Bring together all lines of the material below that contain the string "организацией".

— start of Data section —

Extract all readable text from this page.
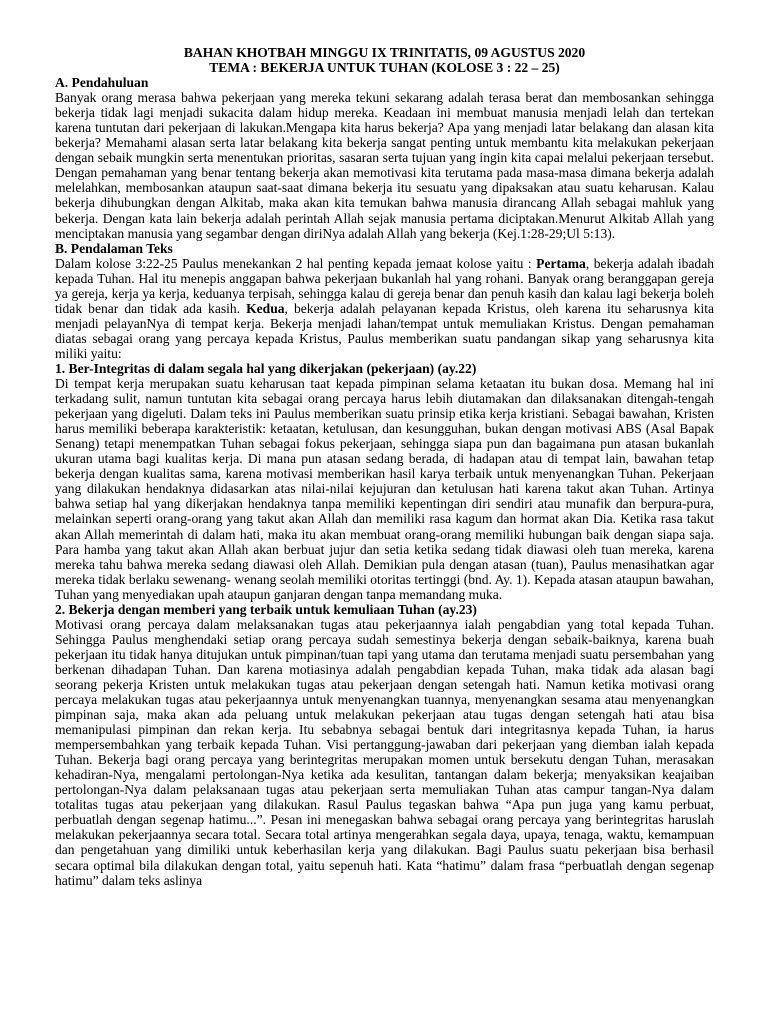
BAHAN KHOTBAH MINGGU IX TRINITATIS, 09 AGUSTUS 2020
TEMA : BEKERJA UNTUK TUHAN (KOLOSE 3 : 22 – 25)
A. Pendahuluan

Banyak orang merasa bahwa pekerjaan yang mereka tekuni sekarang adalah terasa berat dan membosankan sehingga bekerja tidak lagi menjadi sukacita dalam hidup mereka. Keadaan ini membuat manusia menjadi lelah dan tertekan karena tuntutan dari pekerjaan di lakukan.Mengapa kita harus bekerja? Apa yang menjadi latar belakang dan alasan kita bekerja? Memahami alasan serta latar belakang kita bekerja sangat penting untuk membantu kita melakukan pekerjaan dengan sebaik mungkin serta menentukan prioritas, sasaran serta tujuan yang ingin kita capai melalui pekerjaan tersebut. Dengan pemahaman yang benar tentang bekerja akan memotivasi kita terutama pada masa-masa dimana bekerja adalah melelahkan, membosankan ataupun saat-saat dimana bekerja itu sesuatu yang dipaksakan atau suatu keharusan. Kalau bekerja dihubungkan dengan Alkitab, maka akan kita temukan bahwa manusia dirancang Allah sebagai mahluk yang bekerja. Dengan kata lain bekerja adalah perintah Allah sejak manusia pertama diciptakan.Menurut Alkitab Allah yang menciptakan manusia yang segambar dengan diriNya adalah Allah yang bekerja (Kej.1:28-29;Ul 5:13).

B. Pendalaman Teks

Dalam kolose 3:22-25 Paulus menekankan 2 hal penting kepada jemaat kolose yaitu : Pertama, bekerja adalah ibadah kepada Tuhan. Hal itu menepis anggapan bahwa pekerjaan bukanlah hal yang rohani. Banyak orang beranggapan gereja ya gereja, kerja ya kerja, keduanya terpisah, sehingga kalau di gereja benar dan penuh kasih dan kalau lagi bekerja boleh tidak benar dan tidak ada kasih. Kedua, bekerja adalah pelayanan kepada Kristus, oleh karena itu seharusnya kita menjadi pelayanNya di tempat kerja. Bekerja menjadi lahan/tempat untuk memuliakan Kristus. Dengan pemahaman diatas sebagai orang yang percaya kepada Kristus, Paulus memberikan suatu pandangan sikap yang seharusnya kita miliki yaitu:

1. Ber-Integritas di dalam segala hal yang dikerjakan (pekerjaan) (ay.22)

Di tempat kerja merupakan suatu keharusan taat kepada pimpinan selama ketaatan itu bukan dosa. Memang hal ini terkadang sulit, namun tuntutan kita sebagai orang percaya harus lebih diutamakan dan dilaksanakan ditengah-tengah pekerjaan yang digeluti. Dalam teks ini Paulus memberikan suatu prinsip etika kerja kristiani. Sebagai bawahan, Kristen harus memiliki beberapa karakteristik: ketaatan, ketulusan, dan kesungguhan, bukan dengan motivasi ABS (Asal Bapak Senang) tetapi menempatkan Tuhan sebagai fokus pekerjaan, sehingga siapa pun dan bagaimana pun atasan bukanlah ukuran utama bagi kualitas kerja. Di mana pun atasan sedang berada, di hadapan atau di tempat lain, bawahan tetap bekerja dengan kualitas sama, karena motivasi memberikan hasil karya terbaik untuk menyenangkan Tuhan. Pekerjaan yang dilakukan hendaknya didasarkan atas nilai-nilai kejujuran dan ketulusan hati karena takut akan Tuhan. Artinya bahwa setiap hal yang dikerjakan hendaknya tanpa memiliki kepentingan diri sendiri atau munafik dan berpura-pura, melainkan seperti orang-orang yang takut akan Allah dan memiliki rasa kagum dan hormat akan Dia. Ketika rasa takut akan Allah memerintah di dalam hati, maka itu akan membuat orang-orang memiliki hubungan baik dengan siapa saja. Para hamba yang takut akan Allah akan berbuat jujur dan setia ketika sedang tidak diawasi oleh tuan mereka, karena mereka tahu bahwa mereka sedang diawasi oleh Allah. Demikian pula dengan atasan (tuan), Paulus menasihatkan agar mereka tidak berlaku sewenang- wenang seolah memiliki otoritas tertinggi (bnd. Ay. 1). Kepada atasan ataupun bawahan, Tuhan yang menyediakan upah ataupun ganjaran dengan tanpa memandang muka.

2. Bekerja dengan memberi yang terbaik untuk kemuliaan Tuhan (ay.23)

Motivasi orang percaya dalam melaksanakan tugas atau pekerjaannya ialah pengabdian yang total kepada Tuhan. Sehingga Paulus menghendaki setiap orang percaya sudah semestinya bekerja dengan sebaik-baiknya, karena buah pekerjaan itu tidak hanya ditujukan untuk pimpinan/tuan tapi yang utama dan terutama menjadi suatu persembahan yang berkenan dihadapan Tuhan. Dan karena motiasinya adalah pengabdian kepada Tuhan, maka tidak ada alasan bagi seorang pekerja Kristen untuk melakukan tugas atau pekerjaan dengan setengah hati. Namun ketika motivasi orang percaya melakukan tugas atau pekerjaannya untuk menyenangkan tuannya, menyenangkan sesama atau menyenangkan pimpinan saja, maka akan ada peluang untuk melakukan pekerjaan atau tugas dengan setengah hati atau bisa memanipulasi pimpinan dan rekan kerja. Itu sebabnya sebagai bentuk dari integritasnya kepada Tuhan, ia harus mempersembahkan yang terbaik kepada Tuhan. Visi pertanggung-jawaban dari pekerjaan yang diemban ialah kepada Tuhan. Bekerja bagi orang percaya yang berintegritas merupakan momen untuk bersekutu dengan Tuhan, merasakan kehadiran-Nya, mengalami pertolongan-Nya ketika ada kesulitan, tantangan dalam bekerja; menyaksikan keajaiban pertolongan-Nya dalam pelaksanaan tugas atau pekerjaan serta memuliakan Tuhan atas campur tangan-Nya dalam totalitas tugas atau pekerjaan yang dilakukan. Rasul Paulus tegaskan bahwa “Apa pun juga yang kamu perbuat, perbuatlah dengan segenap hatimu...”. Pesan ini menegaskan bahwa sebagai orang percaya yang berintegritas haruslah melakukan pekerjaannya secara total. Secara total artinya mengerahkan segala daya, upaya, tenaga, waktu, kemampuan dan pengetahuan yang dimiliki untuk keberhasilan kerja yang dilakukan. Bagi Paulus suatu pekerjaan bisa berhasil secara optimal bila dilakukan dengan total, yaitu sepenuh hati. Kata “hatimu” dalam frasa “perbuatlah dengan segenap hatimu” dalam teks aslinya
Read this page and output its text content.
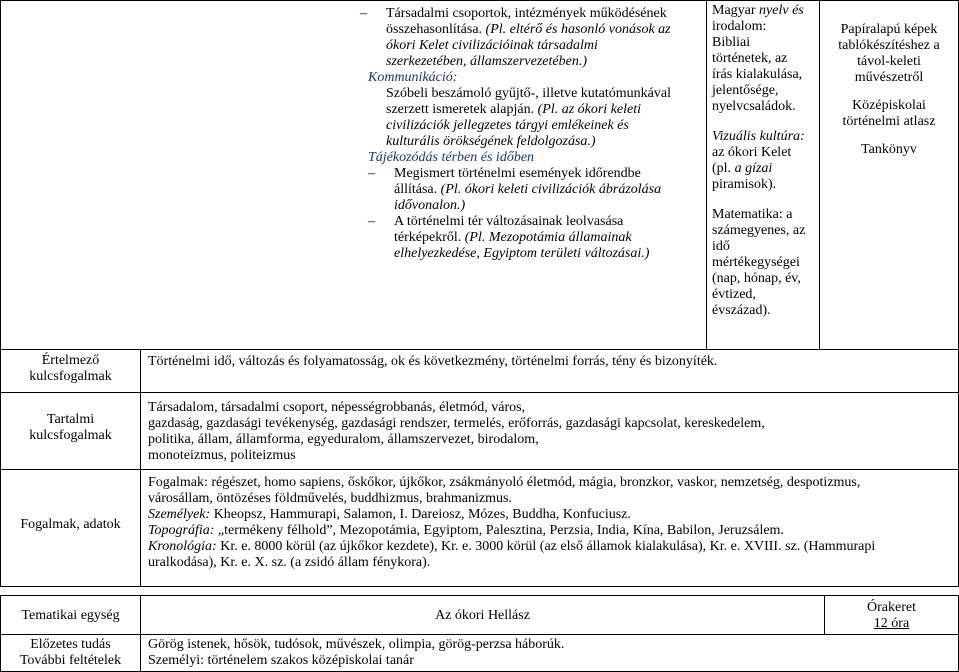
– Társadalmi csoportok, intézmények működésének

összehasonlítása. (Pl. eltérő és hasonló vonások az

ókori Kelet civilizációinak társadalmi

szerkezetében, államszervezetében.)

Kommunikáció:

Szóbeli beszámoló gyűjtő-, illetve kutatómunkával

szerzett ismeretek alapján. (Pl. az ókori keleti

civilizációk jellegzetes tárgyi emlékeinek és

kulturális örökségének feldolgozása.)

Tájékozódás térben és időben

– Megismert történelmi események időrendbe

állítása. (Pl. ókori keleti civilizációk ábrázolása

idővonalon.)

– A történelmi tér változásainak leolvasása

térképekről. (Pl. Mezopotámia államainak

elhelyezkedése, Egyiptom területi változásai.)

Magyar nyelv és

irodalom:

Bibliai

történetek, az

írás kialakulása,

jelentősége,

nyelvcsaládok.

Vizuális kultúra:

az ókori Kelet

(pl. a gízai

piramisok).

Matematika: a

számegyenes, az

idő

mértékegységei

(nap, hónap, év,

évtized,

évszázad).

Papíralapú képek

tablókészítéshez a

távol-keleti

művészetről

Középiskolai

történelmi atlasz

Tankönyv

Értelmező

kulcsfogalmak

Történelmi idő, változás és folyamatosság, ok és következmény, történelmi forrás, tény és bizonyíték.

Tartalmi

kulcsfogalmak

Társadalom, társadalmi csoport, népességrobbanás, életmód, város,

gazdaság, gazdasági tevékenység, gazdasági rendszer, termelés, erőforrás, gazdasági kapcsolat, kereskedelem,

politika, állam, államforma, egyeduralom, államszervezet, birodalom,

monoteizmus, politeizmus

Fogalmak, adatok

Fogalmak: régészet, homo sapiens, őskőkor, újkőkor, zsákmányoló életmód, mágia, bronzkor, vaskor, nemzetség, despotizmus,

városállam, öntözéses földművelés, buddhizmus, brahmanizmus.

Személyek: Kheopsz, Hammurapi, Salamon, I. Dareiosz, Mózes, Buddha, Konfuciusz.

Topográfia: „termékeny félhold”, Mezopotámia, Egyiptom, Palesztina, Perzsia, India, Kína, Babilon, Jeruzsálem.

Kronológia: Kr. e. 8000 körül (az újkőkor kezdete), Kr. e. 3000 körül (az első államok kialakulása), Kr. e. XVIII. sz. (Hammurapi

uralkodása), Kr. e. X. sz. (a zsidó állam fénykora).

Tematikai egység	Az ókori Hellász

Órakeret

12 óra

Előzetes tudás

További feltételek

Görög istenek, hősök, tudósok, művészek, olimpia, görög-perzsa háborúk.

Személyi: történelem szakos középiskolai tanár
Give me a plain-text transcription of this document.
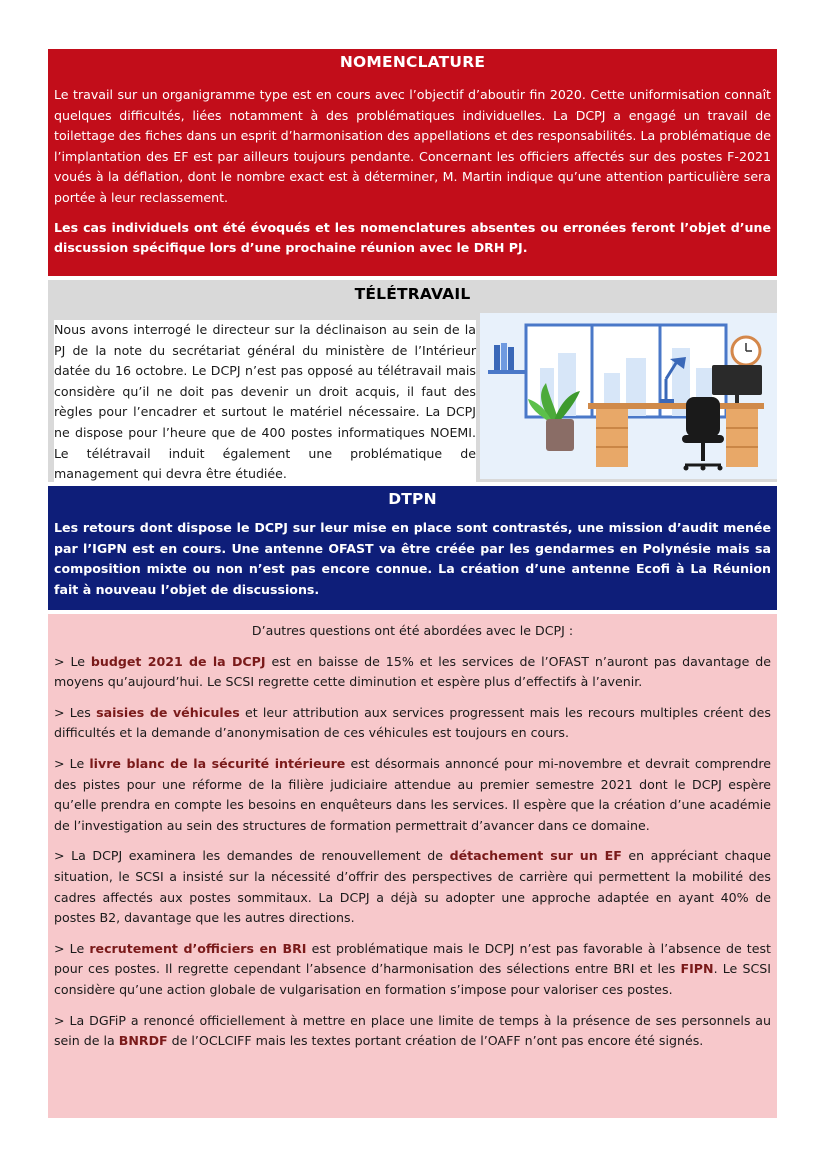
NOMENCLATURE

Le travail sur un organigramme type est en cours avec l’objectif d’aboutir fin 2020. Cette uniformisation connaît quelques difficultés, liées notamment à des problématiques individuelles. La DCPJ a engagé un travail de toilettage des fiches dans un esprit d’harmonisation des appellations et des responsabilités. La problématique de l’implantation des EF est par ailleurs toujours pendante. Concernant les officiers affectés sur des postes F-2021 voués à la déflation, dont le nombre exact est à déterminer, M. Martin indique qu’une attention particulière sera portée à leur reclassement.

Les cas individuels ont été évoqués et les nomenclatures absentes ou erronées feront l’objet d’une discussion spécifique lors d’une prochaine réunion avec le DRH PJ.

TÉLÉTRAVAIL

Nous avons interrogé le directeur sur la déclinaison au sein de la PJ de la note du secrétariat général du ministère de l’Intérieur datée du 16 octobre. Le DCPJ n’est pas opposé au télétravail mais considère qu’il ne doit pas devenir un droit acquis, il faut des règles pour l’encadrer et surtout le matériel nécessaire. La DCPJ ne dispose pour l’heure que de 400 postes informatiques NOEMI. Le télétravail induit également une problématique de management qui devra être étudiée.

DTPN

Les retours dont dispose le DCPJ sur leur mise en place sont contrastés, une mission d’audit menée par l’IGPN est en cours. Une antenne OFAST va être créée par les gendarmes en Polynésie mais sa composition mixte ou non n’est pas encore connue. La création d’une antenne Ecofi à La Réunion fait à nouveau l’objet de discussions.

D’autres questions ont été abordées avec le DCPJ :

> Le budget 2021 de la DCPJ est en baisse de 15% et les services de l’OFAST n’auront pas davantage de moyens qu’aujourd’hui. Le SCSI regrette cette diminution et espère plus d’effectifs à l’avenir.

> Les saisies de véhicules et leur attribution aux services progressent mais les recours multiples créent des difficultés et la demande d’anonymisation de ces véhicules est toujours en cours.

> Le livre blanc de la sécurité intérieure est désormais annoncé pour mi-novembre et devrait comprendre des pistes pour une réforme de la filière judiciaire attendue au premier semestre 2021 dont le DCPJ espère qu’elle prendra en compte les besoins en enquêteurs dans les services. Il espère que la création d’une académie de l’investigation au sein des structures de formation permettrait d’avancer dans ce domaine.

> La DCPJ examinera les demandes de renouvellement de détachement sur un EF en appréciant chaque situation, le SCSI a insisté sur la nécessité d’offrir des perspectives de carrière qui permettent la mobilité des cadres affectés aux postes sommitaux. La DCPJ a déjà su adopter une approche adaptée en ayant 40% de postes B2, davantage que les autres directions.

> Le recrutement d’officiers en BRI est problématique mais le DCPJ n’est pas favorable à l’absence de test pour ces postes. Il regrette cependant l’absence d’harmonisation des sélections entre BRI et les FIPN. Le SCSI considère qu’une action globale de vulgarisation en formation s’impose pour valoriser ces postes.

> La DGFiP a renoncé officiellement à mettre en place une limite de temps à la présence de ses personnels au sein de la BNRDF de l’OCLCIFF mais les textes portant création de l’OAFF n’ont pas encore été signés.
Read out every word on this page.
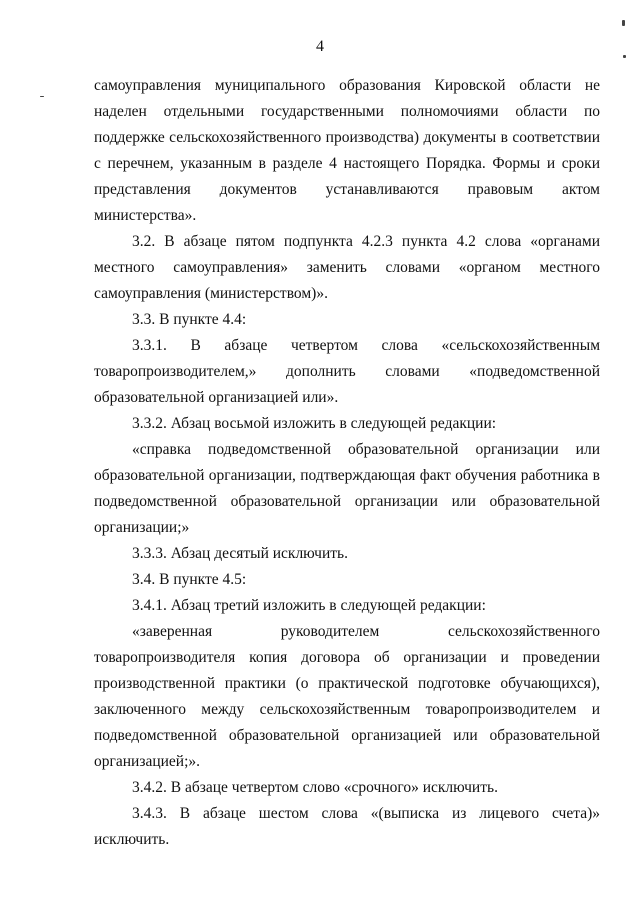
4

самоуправления муниципального образования Кировской области не наделен отдельными государственными полномочиями области по поддержке сельскохозяйственного производства) документы в соответствии с перечнем, указанным в разделе 4 настоящего Порядка. Формы и сроки представления документов устанавливаются правовым актом министерства».

3.2. В абзаце пятом подпункта 4.2.3 пункта 4.2 слова «органами местного самоуправления» заменить словами «органом местного самоуправления (министерством)».

3.3. В пункте 4.4:

3.3.1. В абзаце четвертом слова «сельскохозяйственным товаропроизводителем,» дополнить словами «подведомственной образовательной организацией или».

3.3.2. Абзац восьмой изложить в следующей редакции:

«справка подведомственной образовательной организации или образовательной организации, подтверждающая факт обучения работника в подведомственной образовательной организации или образовательной организации;»

3.3.3. Абзац десятый исключить.

3.4. В пункте 4.5:

3.4.1. Абзац третий изложить в следующей редакции:

«заверенная руководителем сельскохозяйственного товаропроизводителя копия договора об организации и проведении производственной практики (о практической подготовке обучающихся), заключенного между сельскохозяйственным товаропроизводителем и подведомственной образовательной организацией или образовательной организацией;».

3.4.2. В абзаце четвертом слово «срочного» исключить.

3.4.3. В абзаце шестом слова «(выписка из лицевого счета)» исключить.
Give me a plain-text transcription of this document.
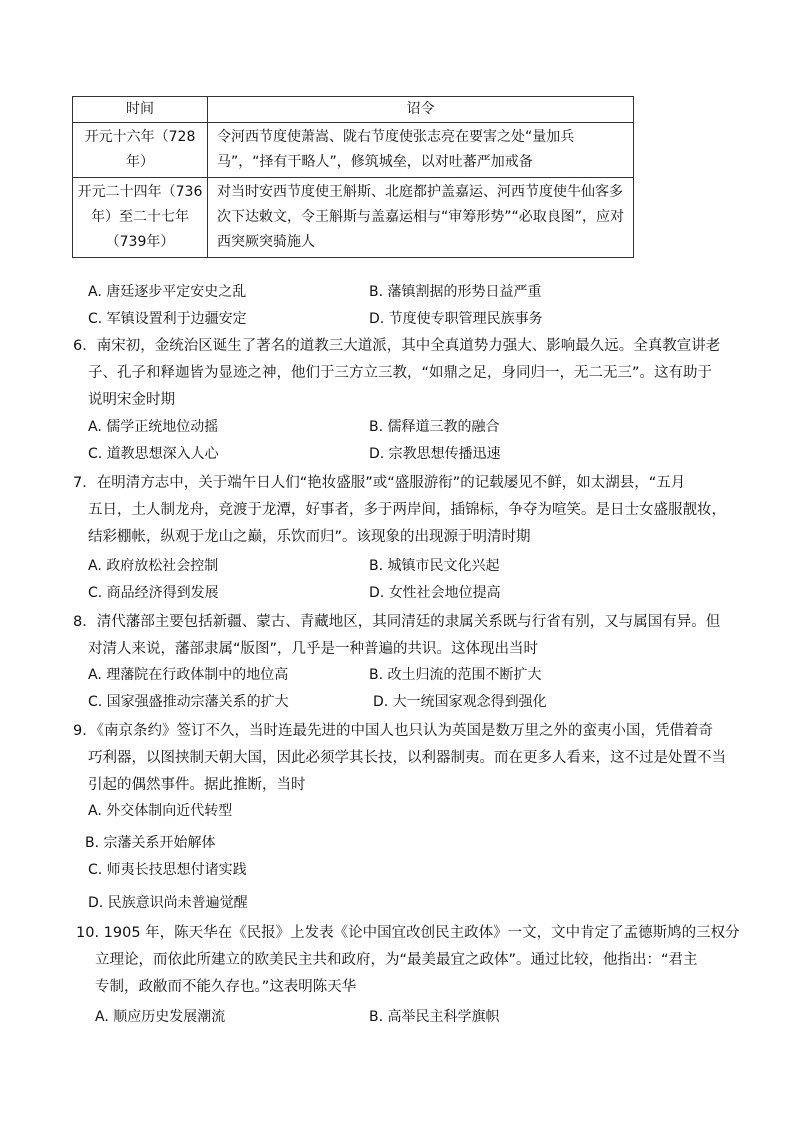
时间	诏令
开元十六年（728年）	令河西节度使萧嵩、陇右节度使张志亮在要害之处“量加兵马”，“择有干略人”，修筑城垒，以对吐蕃严加戒备
开元二十四年（736年）至二十七年（739年）	对当时安西节度使王斛斯、北庭都护盖嘉运、河西节度使牛仙客多次下达敕文，令王斛斯与盖嘉运相与“审筹形势”“必取良图”，应对西突厥突骑施人
A. 唐廷逐步平定安史之乱	B. 藩镇割据的形势日益严重
C. 军镇设置利于边疆安定	D. 节度使专职管理民族事务
6．南宋初，金统治区诞生了著名的道教三大道派，其中全真道势力强大、影响最久远。全真教宣讲老
子、孔子和释迦皆为显迹之神，他们于三方立三教，“如鼎之足，身同归一，无二无三”。这有助于
说明宋金时期
A. 儒学正统地位动摇	B. 儒释道三教的融合
C. 道教思想深入人心	D. 宗教思想传播迅速
7．在明清方志中，关于端午日人们“艳妆盛服”或“盛服游衔”的记载屡见不鲜，如太湖县，“五月
五日，土人制龙舟，竞渡于龙潭，好事者，多于两岸间，插锦标，争夺为喧笑。是日士女盛服靓妆，
结彩棚帐，纵观于龙山之巅，乐饮而归”。该现象的出现源于明清时期
A. 政府放松社会控制	B. 城镇市民文化兴起
C. 商品经济得到发展	D. 女性社会地位提高
8．清代藩部主要包括新疆、蒙古、青藏地区，其同清廷的隶属关系既与行省有别，又与属国有异。但
对清人来说，藩部隶属“版图”，几乎是一种普遍的共识。这体现出当时
A. 理藩院在行政体制中的地位高	B. 改土归流的范围不断扩大
C. 国家强盛推动宗藩关系的扩大	D. 大一统国家观念得到强化
9．《南京条约》签订不久，当时连最先进的中国人也只认为英国是数万里之外的蛮夷小国，凭借着奇
巧利器，以图挟制天朝大国，因此必须学其长技，以利器制夷。而在更多人看来，这不过是处置不当
引起的偶然事件。据此推断，当时
A. 外交体制向近代转型
B. 宗藩关系开始解体
C. 师夷长技思想付诸实践
D. 民族意识尚未普遍觉醒
10. 1905 年，陈天华在《民报》上发表《论中国宜改创民主政体》一文，文中肯定了孟德斯鸠的三权分
立理论，而依此所建立的欧美民主共和政府，为“最美最宜之政体”。通过比较，他指出：“君主
专制，政敝而不能久存也。”这表明陈天华
A. 顺应历史发展潮流	B. 高举民主科学旗帜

— end of Data section —

Output of the exercise:
3.3.1. В абзаце четвертом слова «сельскохозяйственным товаропроизводителем,» дополнить словами «подведомственной образовательной организацией или».
«заверенная руководителем сельскохозяйственного товаропроизводителя копия договора об организации и проведении производственной практики (о практической подготовке обучающихся), заключенного между сельскохозяйственным товаропроизводителем и подведомственной образовательной организацией или образовательной организацией;».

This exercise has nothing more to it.